GIVEN PROBLEM:
Pull out every line of the listing below where "largely" appears.

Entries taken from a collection
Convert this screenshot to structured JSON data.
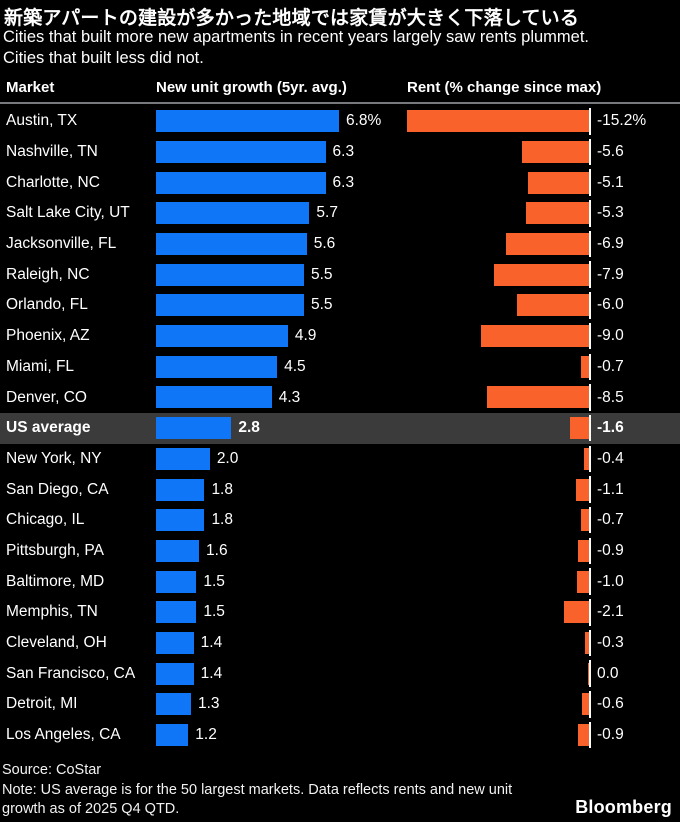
{
  "title": "新築アパートの建設が多かった地域では家賃が大きく下落している",
  "subtitle_line1": "Cities that built more new apartments in recent years largely saw rents plummet.",
  "subtitle_line2": "Cities that built less did not.",
  "columns": {
    "market": "Market",
    "growth": "New unit growth (5yr. avg.)",
    "rent": "Rent (% change since max)"
  },
  "colors": {
    "background": "#000000",
    "growth_bar": "#0E76F7",
    "rent_bar": "#F9622B",
    "highlight_row_bg": "#3B3B3B",
    "axis_line": "#FFFFFF",
    "divider": "#77797C",
    "text": "#FFFFFF"
  },
  "chart_data": {
    "type": "bar",
    "orientation": "horizontal",
    "title": "新築アパートの建設が多かった地域では家賃が大きく下落している",
    "subtitle": "Cities that built more new apartments in recent years largely saw rents plummet. Cities that built less did not.",
    "series_names": [
      "New unit growth (5yr. avg.)",
      "Rent (% change since max)"
    ],
    "unit": "%",
    "growth_axis_max": 6.8,
    "rent_axis_min": -15.2,
    "rows": [
      {
        "market": "Austin, TX",
        "growth": 6.8,
        "growth_label": "6.8%",
        "rent": -15.2,
        "rent_label": "-15.2%",
        "highlight": false
      },
      {
        "market": "Nashville, TN",
        "growth": 6.3,
        "growth_label": "6.3",
        "rent": -5.6,
        "rent_label": "-5.6",
        "highlight": false
      },
      {
        "market": "Charlotte, NC",
        "growth": 6.3,
        "growth_label": "6.3",
        "rent": -5.1,
        "rent_label": "-5.1",
        "highlight": false
      },
      {
        "market": "Salt Lake City, UT",
        "growth": 5.7,
        "growth_label": "5.7",
        "rent": -5.3,
        "rent_label": "-5.3",
        "highlight": false
      },
      {
        "market": "Jacksonville, FL",
        "growth": 5.6,
        "growth_label": "5.6",
        "rent": -6.9,
        "rent_label": "-6.9",
        "highlight": false
      },
      {
        "market": "Raleigh, NC",
        "growth": 5.5,
        "growth_label": "5.5",
        "rent": -7.9,
        "rent_label": "-7.9",
        "highlight": false
      },
      {
        "market": "Orlando, FL",
        "growth": 5.5,
        "growth_label": "5.5",
        "rent": -6.0,
        "rent_label": "-6.0",
        "highlight": false
      },
      {
        "market": "Phoenix, AZ",
        "growth": 4.9,
        "growth_label": "4.9",
        "rent": -9.0,
        "rent_label": "-9.0",
        "highlight": false
      },
      {
        "market": "Miami, FL",
        "growth": 4.5,
        "growth_label": "4.5",
        "rent": -0.7,
        "rent_label": "-0.7",
        "highlight": false
      },
      {
        "market": "Denver, CO",
        "growth": 4.3,
        "growth_label": "4.3",
        "rent": -8.5,
        "rent_label": "-8.5",
        "highlight": false
      },
      {
        "market": "US average",
        "growth": 2.8,
        "growth_label": "2.8",
        "rent": -1.6,
        "rent_label": "-1.6",
        "highlight": true
      },
      {
        "market": "New York, NY",
        "growth": 2.0,
        "growth_label": "2.0",
        "rent": -0.4,
        "rent_label": "-0.4",
        "highlight": false
      },
      {
        "market": "San Diego, CA",
        "growth": 1.8,
        "growth_label": "1.8",
        "rent": -1.1,
        "rent_label": "-1.1",
        "highlight": false
      },
      {
        "market": "Chicago, IL",
        "growth": 1.8,
        "growth_label": "1.8",
        "rent": -0.7,
        "rent_label": "-0.7",
        "highlight": false
      },
      {
        "market": "Pittsburgh, PA",
        "growth": 1.6,
        "growth_label": "1.6",
        "rent": -0.9,
        "rent_label": "-0.9",
        "highlight": false
      },
      {
        "market": "Baltimore, MD",
        "growth": 1.5,
        "growth_label": "1.5",
        "rent": -1.0,
        "rent_label": "-1.0",
        "highlight": false
      },
      {
        "market": "Memphis, TN",
        "growth": 1.5,
        "growth_label": "1.5",
        "rent": -2.1,
        "rent_label": "-2.1",
        "highlight": false
      },
      {
        "market": "Cleveland, OH",
        "growth": 1.4,
        "growth_label": "1.4",
        "rent": -0.3,
        "rent_label": "-0.3",
        "highlight": false
      },
      {
        "market": "San Francisco, CA",
        "growth": 1.4,
        "growth_label": "1.4",
        "rent": 0.0,
        "rent_label": "0.0",
        "highlight": false
      },
      {
        "market": "Detroit, MI",
        "growth": 1.3,
        "growth_label": "1.3",
        "rent": -0.6,
        "rent_label": "-0.6",
        "highlight": false
      },
      {
        "market": "Los Angeles, CA",
        "growth": 1.2,
        "growth_label": "1.2",
        "rent": -0.9,
        "rent_label": "-0.9",
        "highlight": false
      }
    ]
  },
  "footer": {
    "source": "Source: CoStar",
    "note": "Note: US average is for the 50 largest markets. Data reflects rents and new unit growth as of 2025 Q4 QTD.",
    "brand": "Bloomberg"
  }
}
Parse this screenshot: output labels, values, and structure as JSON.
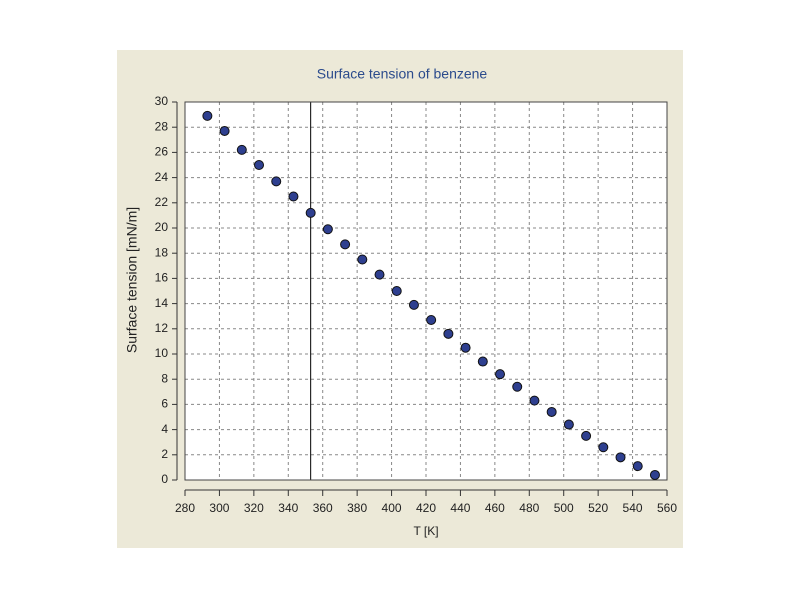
{
  "chart_data": {
    "type": "scatter",
    "title": "Surface tension of benzene",
    "x_label": "T [K]",
    "y_label": "Surface tension  [mN/m]",
    "series": [
      {
        "name": "Surface tension",
        "color": "#2e3f8f",
        "x": [
          293,
          303,
          313,
          323,
          333,
          343,
          353,
          363,
          373,
          383,
          393,
          403,
          413,
          423,
          433,
          443,
          453,
          463,
          473,
          483,
          493,
          503,
          513,
          523,
          533,
          543,
          553
        ],
        "values": [
          28.9,
          27.7,
          26.2,
          25.0,
          23.7,
          22.5,
          21.2,
          19.9,
          18.7,
          17.5,
          16.3,
          15.0,
          13.9,
          12.7,
          11.6,
          10.5,
          9.4,
          8.4,
          7.4,
          6.3,
          5.4,
          4.4,
          3.5,
          2.6,
          1.8,
          1.1,
          0.4
        ]
      }
    ],
    "vertical_line_x": 353,
    "xlim": [
      280,
      560
    ],
    "xticks": [
      280,
      300,
      320,
      340,
      360,
      380,
      400,
      420,
      440,
      460,
      480,
      500,
      520,
      540,
      560
    ],
    "ylim": [
      0,
      30
    ],
    "yticks": [
      0,
      2,
      4,
      6,
      8,
      10,
      12,
      14,
      16,
      18,
      20,
      22,
      24,
      26,
      28,
      30
    ],
    "grid": true
  }
}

ANSWER IN FULL:
  "subtitle_line1": "Cities that built more new apartments in recent years largely saw rents plummet.",
    "subtitle": "Cities that built more new apartments in recent years largely saw rents plummet. Cities that built less did not.",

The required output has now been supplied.